§ **Problem requirements**
Write out the full set of records below exactly.

Rows from a figure dataset:
** begin **

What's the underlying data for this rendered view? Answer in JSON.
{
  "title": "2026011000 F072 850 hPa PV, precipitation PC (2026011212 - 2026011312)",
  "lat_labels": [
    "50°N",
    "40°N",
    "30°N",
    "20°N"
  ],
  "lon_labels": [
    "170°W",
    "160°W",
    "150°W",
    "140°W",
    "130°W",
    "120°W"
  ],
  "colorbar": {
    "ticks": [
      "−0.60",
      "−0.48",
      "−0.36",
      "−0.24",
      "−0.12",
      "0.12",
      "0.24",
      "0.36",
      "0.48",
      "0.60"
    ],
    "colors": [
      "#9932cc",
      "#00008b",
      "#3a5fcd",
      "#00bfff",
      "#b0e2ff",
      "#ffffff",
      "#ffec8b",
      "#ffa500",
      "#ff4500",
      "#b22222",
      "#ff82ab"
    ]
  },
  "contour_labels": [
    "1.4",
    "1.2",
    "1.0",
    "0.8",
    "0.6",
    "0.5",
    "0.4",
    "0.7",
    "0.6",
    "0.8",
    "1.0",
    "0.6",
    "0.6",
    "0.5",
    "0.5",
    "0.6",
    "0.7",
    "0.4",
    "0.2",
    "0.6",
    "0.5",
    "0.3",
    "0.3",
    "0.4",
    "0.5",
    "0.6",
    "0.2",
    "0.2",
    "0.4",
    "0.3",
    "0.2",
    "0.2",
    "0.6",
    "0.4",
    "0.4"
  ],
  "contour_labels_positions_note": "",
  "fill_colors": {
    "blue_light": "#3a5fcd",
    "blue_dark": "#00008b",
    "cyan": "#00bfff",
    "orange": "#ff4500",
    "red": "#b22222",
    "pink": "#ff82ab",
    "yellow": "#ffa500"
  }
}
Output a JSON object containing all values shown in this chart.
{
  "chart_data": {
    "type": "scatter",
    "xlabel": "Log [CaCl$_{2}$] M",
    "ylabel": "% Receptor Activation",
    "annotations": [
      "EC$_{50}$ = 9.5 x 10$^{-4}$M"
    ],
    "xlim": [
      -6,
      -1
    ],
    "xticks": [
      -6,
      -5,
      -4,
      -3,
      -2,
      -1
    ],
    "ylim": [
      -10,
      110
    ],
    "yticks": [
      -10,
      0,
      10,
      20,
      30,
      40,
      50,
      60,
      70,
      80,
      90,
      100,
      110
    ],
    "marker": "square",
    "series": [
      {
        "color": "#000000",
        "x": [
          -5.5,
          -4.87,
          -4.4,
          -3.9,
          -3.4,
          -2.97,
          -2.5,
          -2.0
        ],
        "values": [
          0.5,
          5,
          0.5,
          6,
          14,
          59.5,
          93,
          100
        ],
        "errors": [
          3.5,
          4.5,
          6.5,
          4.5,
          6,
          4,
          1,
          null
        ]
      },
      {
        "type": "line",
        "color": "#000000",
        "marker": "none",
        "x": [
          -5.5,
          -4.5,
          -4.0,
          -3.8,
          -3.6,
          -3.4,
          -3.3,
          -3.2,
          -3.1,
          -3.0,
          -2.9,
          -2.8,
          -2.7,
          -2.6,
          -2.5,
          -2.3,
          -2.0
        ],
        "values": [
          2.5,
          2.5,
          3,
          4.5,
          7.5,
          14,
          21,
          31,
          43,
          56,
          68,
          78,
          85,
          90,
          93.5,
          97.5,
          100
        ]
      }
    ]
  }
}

** end **

§ **Task response**
What's the underlying data for this rendered view? Answer in JSON.
{
  "title": "2026011000 F072 850 hPa PV, precipitation PC (2026011212 - 2026011312)",
  "lat_labels": [
    "50°N",
    "40°N",
    "30°N",
    "20°N"
  ],
  "lon_labels": [
    "170°W",
    "160°W",
    "150°W",
    "140°W",
    "130°W",
    "120°W"
  ],
  "colorbar": {
    "ticks": [
      "−0.60",
      "−0.48",
      "−0.36",
      "−0.24",
      "−0.12",
      "0.12",
      "0.24",
      "0.36",
      "0.48",
      "0.60"
    ],
    "colors": [
      "#9932cc",
      "#00008b",
      "#3a5fcd",
      "#00bfff",
      "#b0e2ff",
      "#ffffff",
      "#ffec8b",
      "#ffa500",
      "#ff4500",
      "#b22222",
      "#ff82ab"
    ]
  },
  "contour_labels": [
    "1.4",
    "1.2",
    "1.0",
    "0.8",
    "0.6",
    "0.5",
    "0.4",
    "0.7",
    "0.6",
    "0.8",
    "1.0",
    "0.6",
    "0.6",
    "0.5",
    "0.5",
    "0.6",
    "0.7",
    "0.4",
    "0.2",
    "0.6",
    "0.5",
    "0.3",
    "0.3",
    "0.4",
    "0.5",
    "0.6",
    "0.2",
    "0.2",
    "0.4",
    "0.3",
    "0.2",
    "0.2",
    "0.6",
    "0.4",
    "0.4"
  ],
  "contour_labels_positions_note": "",
  "fill_colors": {
    "blue_light": "#3a5fcd",
    "blue_dark": "#00008b",
    "cyan": "#00bfff",
    "orange": "#ff4500",
    "red": "#b22222",
    "pink": "#ff82ab",
    "yellow": "#ffa500"
  }
}
Output a JSON object containing all values shown in this chart.
{
  "chart_data": {
    "type": "scatter",
    "xlabel": "Log [CaCl$_{2}$] M",
    "ylabel": "% Receptor Activation",
    "annotations": [
      "EC$_{50}$ = 9.5 x 10$^{-4}$M"
    ],
    "xlim": [
      -6,
      -1
    ],
    "xticks": [
      -6,
      -5,
      -4,
      -3,
      -2,
      -1
    ],
    "ylim": [
      -10,
      110
    ],
    "yticks": [
      -10,
      0,
      10,
      20,
      30,
      40,
      50,
      60,
      70,
      80,
      90,
      100,
      110
    ],
    "marker": "square",
    "series": [
      {
        "color": "#000000",
        "x": [
          -5.5,
          -4.87,
          -4.4,
          -3.9,
          -3.4,
          -2.97,
          -2.5,
          -2.0
        ],
        "values": [
          0.5,
          5,
          0.5,
          6,
          14,
          59.5,
          93,
          100
        ],
        "errors": [
          3.5,
          4.5,
          6.5,
          4.5,
          6,
          4,
          1,
          null
        ]
      },
      {
        "type": "line",
        "color": "#000000",
        "marker": "none",
        "x": [
          -5.5,
          -4.5,
          -4.0,
          -3.8,
          -3.6,
          -3.4,
          -3.3,
          -3.2,
          -3.1,
          -3.0,
          -2.9,
          -2.8,
          -2.7,
          -2.6,
          -2.5,
          -2.3,
          -2.0
        ],
        "values": [
          2.5,
          2.5,
          3,
          4.5,
          7.5,
          14,
          21,
          31,
          43,
          56,
          68,
          78,
          85,
          90,
          93.5,
          97.5,
          100
        ]
      }
    ]
  }
}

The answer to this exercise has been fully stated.